Give the entries again, word for word.

Extracted records>
^^^^
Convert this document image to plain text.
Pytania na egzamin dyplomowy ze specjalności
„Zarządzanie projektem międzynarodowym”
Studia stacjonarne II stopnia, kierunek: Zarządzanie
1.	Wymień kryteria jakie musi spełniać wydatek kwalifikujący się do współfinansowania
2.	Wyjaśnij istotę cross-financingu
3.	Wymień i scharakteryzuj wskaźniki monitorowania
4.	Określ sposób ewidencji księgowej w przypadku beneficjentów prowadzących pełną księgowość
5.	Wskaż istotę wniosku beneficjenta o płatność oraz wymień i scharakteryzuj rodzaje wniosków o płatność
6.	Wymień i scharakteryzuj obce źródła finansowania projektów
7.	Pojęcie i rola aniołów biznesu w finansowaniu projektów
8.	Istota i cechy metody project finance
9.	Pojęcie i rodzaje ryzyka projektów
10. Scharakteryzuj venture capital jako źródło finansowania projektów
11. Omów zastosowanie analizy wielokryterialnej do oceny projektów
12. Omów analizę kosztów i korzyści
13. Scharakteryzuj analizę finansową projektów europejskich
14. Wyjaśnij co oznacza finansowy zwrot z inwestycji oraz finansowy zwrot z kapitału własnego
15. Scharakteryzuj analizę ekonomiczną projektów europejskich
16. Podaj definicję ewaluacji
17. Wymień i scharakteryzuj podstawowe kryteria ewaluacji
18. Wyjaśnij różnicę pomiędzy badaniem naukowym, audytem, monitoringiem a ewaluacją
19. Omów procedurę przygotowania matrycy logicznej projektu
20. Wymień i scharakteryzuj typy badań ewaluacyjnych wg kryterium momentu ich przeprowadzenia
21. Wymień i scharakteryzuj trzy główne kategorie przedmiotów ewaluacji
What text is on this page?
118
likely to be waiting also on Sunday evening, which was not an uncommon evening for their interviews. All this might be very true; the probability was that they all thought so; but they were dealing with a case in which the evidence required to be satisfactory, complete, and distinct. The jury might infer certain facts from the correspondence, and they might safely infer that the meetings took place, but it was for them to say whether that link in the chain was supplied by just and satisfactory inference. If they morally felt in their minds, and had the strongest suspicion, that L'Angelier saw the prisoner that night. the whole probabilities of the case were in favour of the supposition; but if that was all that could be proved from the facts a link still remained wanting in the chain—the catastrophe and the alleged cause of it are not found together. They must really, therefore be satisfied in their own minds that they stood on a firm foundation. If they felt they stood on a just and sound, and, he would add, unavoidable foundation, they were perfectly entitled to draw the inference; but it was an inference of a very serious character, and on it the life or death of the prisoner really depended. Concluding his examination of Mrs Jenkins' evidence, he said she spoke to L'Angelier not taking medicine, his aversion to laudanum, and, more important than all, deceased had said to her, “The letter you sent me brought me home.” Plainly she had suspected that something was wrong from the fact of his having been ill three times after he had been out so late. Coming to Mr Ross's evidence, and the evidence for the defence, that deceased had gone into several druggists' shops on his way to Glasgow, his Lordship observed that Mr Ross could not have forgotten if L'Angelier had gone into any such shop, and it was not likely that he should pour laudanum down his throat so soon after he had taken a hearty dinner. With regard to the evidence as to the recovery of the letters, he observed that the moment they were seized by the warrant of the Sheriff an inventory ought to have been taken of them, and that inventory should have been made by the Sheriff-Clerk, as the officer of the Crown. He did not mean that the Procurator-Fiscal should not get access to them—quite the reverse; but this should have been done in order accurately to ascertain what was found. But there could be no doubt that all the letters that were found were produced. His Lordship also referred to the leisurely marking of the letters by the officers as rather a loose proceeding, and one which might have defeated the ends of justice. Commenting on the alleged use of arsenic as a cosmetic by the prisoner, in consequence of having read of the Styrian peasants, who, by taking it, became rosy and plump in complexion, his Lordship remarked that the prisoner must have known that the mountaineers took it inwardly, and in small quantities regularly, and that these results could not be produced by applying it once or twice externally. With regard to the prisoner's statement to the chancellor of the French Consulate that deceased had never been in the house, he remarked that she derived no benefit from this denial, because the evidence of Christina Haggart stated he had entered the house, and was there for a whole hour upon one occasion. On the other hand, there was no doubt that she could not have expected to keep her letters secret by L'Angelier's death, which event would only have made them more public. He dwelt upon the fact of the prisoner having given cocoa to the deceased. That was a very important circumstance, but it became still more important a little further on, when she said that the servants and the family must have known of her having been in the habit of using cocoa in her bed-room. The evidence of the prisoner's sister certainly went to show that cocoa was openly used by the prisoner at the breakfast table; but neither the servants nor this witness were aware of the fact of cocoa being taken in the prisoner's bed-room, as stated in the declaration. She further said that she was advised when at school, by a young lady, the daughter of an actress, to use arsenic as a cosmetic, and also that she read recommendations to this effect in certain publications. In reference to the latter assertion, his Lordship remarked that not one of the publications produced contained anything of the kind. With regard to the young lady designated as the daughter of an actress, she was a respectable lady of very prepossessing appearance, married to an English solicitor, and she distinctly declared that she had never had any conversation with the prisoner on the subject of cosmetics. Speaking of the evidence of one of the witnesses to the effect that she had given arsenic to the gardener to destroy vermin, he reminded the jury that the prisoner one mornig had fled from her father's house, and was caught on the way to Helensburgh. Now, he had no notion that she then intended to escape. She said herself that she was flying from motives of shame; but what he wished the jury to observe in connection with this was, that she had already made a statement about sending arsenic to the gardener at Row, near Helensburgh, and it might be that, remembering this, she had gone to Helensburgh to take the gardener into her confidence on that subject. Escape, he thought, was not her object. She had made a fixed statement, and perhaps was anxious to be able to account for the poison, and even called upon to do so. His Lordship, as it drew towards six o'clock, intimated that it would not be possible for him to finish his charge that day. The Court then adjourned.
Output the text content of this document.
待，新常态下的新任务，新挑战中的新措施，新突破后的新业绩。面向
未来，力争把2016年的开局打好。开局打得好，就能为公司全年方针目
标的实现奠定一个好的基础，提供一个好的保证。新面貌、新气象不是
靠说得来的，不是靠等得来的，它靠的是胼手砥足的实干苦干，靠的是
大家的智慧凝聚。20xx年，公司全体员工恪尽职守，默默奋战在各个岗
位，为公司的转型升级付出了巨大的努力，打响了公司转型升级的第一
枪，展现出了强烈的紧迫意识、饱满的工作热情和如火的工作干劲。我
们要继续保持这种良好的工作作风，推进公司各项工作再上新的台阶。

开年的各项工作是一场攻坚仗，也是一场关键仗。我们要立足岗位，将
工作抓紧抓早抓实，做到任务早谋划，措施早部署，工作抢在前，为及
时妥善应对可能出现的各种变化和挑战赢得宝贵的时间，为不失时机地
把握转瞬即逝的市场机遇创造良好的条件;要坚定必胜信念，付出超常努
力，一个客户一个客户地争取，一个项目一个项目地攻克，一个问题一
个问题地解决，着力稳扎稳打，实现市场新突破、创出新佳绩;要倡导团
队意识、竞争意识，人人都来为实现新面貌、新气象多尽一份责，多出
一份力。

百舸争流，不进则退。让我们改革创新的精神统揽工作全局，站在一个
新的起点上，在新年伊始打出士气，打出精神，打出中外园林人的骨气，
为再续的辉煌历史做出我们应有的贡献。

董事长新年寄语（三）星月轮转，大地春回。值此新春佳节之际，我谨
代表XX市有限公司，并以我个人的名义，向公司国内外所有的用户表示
^^^^
TASK OUTPUT>
Convert this document image to plain text.
Pytania na egzamin dyplomowy ze specjalności
„Zarządzanie projektem międzynarodowym”
Studia stacjonarne II stopnia, kierunek: Zarządzanie
1.	Wymień kryteria jakie musi spełniać wydatek kwalifikujący się do współfinansowania
2.	Wyjaśnij istotę cross-financingu
3.	Wymień i scharakteryzuj wskaźniki monitorowania
4.	Określ sposób ewidencji księgowej w przypadku beneficjentów prowadzących pełną księgowość
5.	Wskaż istotę wniosku beneficjenta o płatność oraz wymień i scharakteryzuj rodzaje wniosków o płatność
6.	Wymień i scharakteryzuj obce źródła finansowania projektów
7.	Pojęcie i rola aniołów biznesu w finansowaniu projektów
8.	Istota i cechy metody project finance
9.	Pojęcie i rodzaje ryzyka projektów
10. Scharakteryzuj venture capital jako źródło finansowania projektów
11. Omów zastosowanie analizy wielokryterialnej do oceny projektów
12. Omów analizę kosztów i korzyści
13. Scharakteryzuj analizę finansową projektów europejskich
14. Wyjaśnij co oznacza finansowy zwrot z inwestycji oraz finansowy zwrot z kapitału własnego
15. Scharakteryzuj analizę ekonomiczną projektów europejskich
16. Podaj definicję ewaluacji
17. Wymień i scharakteryzuj podstawowe kryteria ewaluacji
18. Wyjaśnij różnicę pomiędzy badaniem naukowym, audytem, monitoringiem a ewaluacją
19. Omów procedurę przygotowania matrycy logicznej projektu
20. Wymień i scharakteryzuj typy badań ewaluacyjnych wg kryterium momentu ich przeprowadzenia
21. Wymień i scharakteryzuj trzy główne kategorie przedmiotów ewaluacji
What text is on this page?
118
likely to be waiting also on Sunday evening, which was not an uncommon evening for their interviews. All this might be very true; the probability was that they all thought so; but they were dealing with a case in which the evidence required to be satisfactory, complete, and distinct. The jury might infer certain facts from the correspondence, and they might safely infer that the meetings took place, but it was for them to say whether that link in the chain was supplied by just and satisfactory inference. If they morally felt in their minds, and had the strongest suspicion, that L'Angelier saw the prisoner that night. the whole probabilities of the case were in favour of the supposition; but if that was all that could be proved from the facts a link still remained wanting in the chain—the catastrophe and the alleged cause of it are not found together. They must really, therefore be satisfied in their own minds that they stood on a firm foundation. If they felt they stood on a just and sound, and, he would add, unavoidable foundation, they were perfectly entitled to draw the inference; but it was an inference of a very serious character, and on it the life or death of the prisoner really depended. Concluding his examination of Mrs Jenkins' evidence, he said she spoke to L'Angelier not taking medicine, his aversion to laudanum, and, more important than all, deceased had said to her, “The letter you sent me brought me home.” Plainly she had suspected that something was wrong from the fact of his having been ill three times after he had been out so late. Coming to Mr Ross's evidence, and the evidence for the defence, that deceased had gone into several druggists' shops on his way to Glasgow, his Lordship observed that Mr Ross could not have forgotten if L'Angelier had gone into any such shop, and it was not likely that he should pour laudanum down his throat so soon after he had taken a hearty dinner. With regard to the evidence as to the recovery of the letters, he observed that the moment they were seized by the warrant of the Sheriff an inventory ought to have been taken of them, and that inventory should have been made by the Sheriff-Clerk, as the officer of the Crown. He did not mean that the Procurator-Fiscal should not get access to them—quite the reverse; but this should have been done in order accurately to ascertain what was found. But there could be no doubt that all the letters that were found were produced. His Lordship also referred to the leisurely marking of the letters by the officers as rather a loose proceeding, and one which might have defeated the ends of justice. Commenting on the alleged use of arsenic as a cosmetic by the prisoner, in consequence of having read of the Styrian peasants, who, by taking it, became rosy and plump in complexion, his Lordship remarked that the prisoner must have known that the mountaineers took it inwardly, and in small quantities regularly, and that these results could not be produced by applying it once or twice externally. With regard to the prisoner's statement to the chancellor of the French Consulate that deceased had never been in the house, he remarked that she derived no benefit from this denial, because the evidence of Christina Haggart stated he had entered the house, and was there for a whole hour upon one occasion. On the other hand, there was no doubt that she could not have expected to keep her letters secret by L'Angelier's death, which event would only have made them more public. He dwelt upon the fact of the prisoner having given cocoa to the deceased. That was a very important circumstance, but it became still more important a little further on, when she said that the servants and the family must have known of her having been in the habit of using cocoa in her bed-room. The evidence of the prisoner's sister certainly went to show that cocoa was openly used by the prisoner at the breakfast table; but neither the servants nor this witness were aware of the fact of cocoa being taken in the prisoner's bed-room, as stated in the declaration. She further said that she was advised when at school, by a young lady, the daughter of an actress, to use arsenic as a cosmetic, and also that she read recommendations to this effect in certain publications. In reference to the latter assertion, his Lordship remarked that not one of the publications produced contained anything of the kind. With regard to the young lady designated as the daughter of an actress, she was a respectable lady of very prepossessing appearance, married to an English solicitor, and she distinctly declared that she had never had any conversation with the prisoner on the subject of cosmetics. Speaking of the evidence of one of the witnesses to the effect that she had given arsenic to the gardener to destroy vermin, he reminded the jury that the prisoner one mornig had fled from her father's house, and was caught on the way to Helensburgh. Now, he had no notion that she then intended to escape. She said herself that she was flying from motives of shame; but what he wished the jury to observe in connection with this was, that she had already made a statement about sending arsenic to the gardener at Row, near Helensburgh, and it might be that, remembering this, she had gone to Helensburgh to take the gardener into her confidence on that subject. Escape, he thought, was not her object. She had made a fixed statement, and perhaps was anxious to be able to account for the poison, and even called upon to do so. His Lordship, as it drew towards six o'clock, intimated that it would not be possible for him to finish his charge that day. The Court then adjourned.
Output the text content of this document.
待，新常态下的新任务，新挑战中的新措施，新突破后的新业绩。面向
未来，力争把2016年的开局打好。开局打得好，就能为公司全年方针目
标的实现奠定一个好的基础，提供一个好的保证。新面貌、新气象不是
靠说得来的，不是靠等得来的，它靠的是胼手砥足的实干苦干，靠的是
大家的智慧凝聚。20xx年，公司全体员工恪尽职守，默默奋战在各个岗
位，为公司的转型升级付出了巨大的努力，打响了公司转型升级的第一
枪，展现出了强烈的紧迫意识、饱满的工作热情和如火的工作干劲。我
们要继续保持这种良好的工作作风，推进公司各项工作再上新的台阶。

开年的各项工作是一场攻坚仗，也是一场关键仗。我们要立足岗位，将
工作抓紧抓早抓实，做到任务早谋划，措施早部署，工作抢在前，为及
时妥善应对可能出现的各种变化和挑战赢得宝贵的时间，为不失时机地
把握转瞬即逝的市场机遇创造良好的条件;要坚定必胜信念，付出超常努
力，一个客户一个客户地争取，一个项目一个项目地攻克，一个问题一
个问题地解决，着力稳扎稳打，实现市场新突破、创出新佳绩;要倡导团
队意识、竞争意识，人人都来为实现新面貌、新气象多尽一份责，多出
一份力。

百舸争流，不进则退。让我们改革创新的精神统揽工作全局，站在一个
新的起点上，在新年伊始打出士气，打出精神，打出中外园林人的骨气，
为再续的辉煌历史做出我们应有的贡献。

董事长新年寄语（三）星月轮转，大地春回。值此新春佳节之际，我谨
代表XX市有限公司，并以我个人的名义，向公司国内外所有的用户表示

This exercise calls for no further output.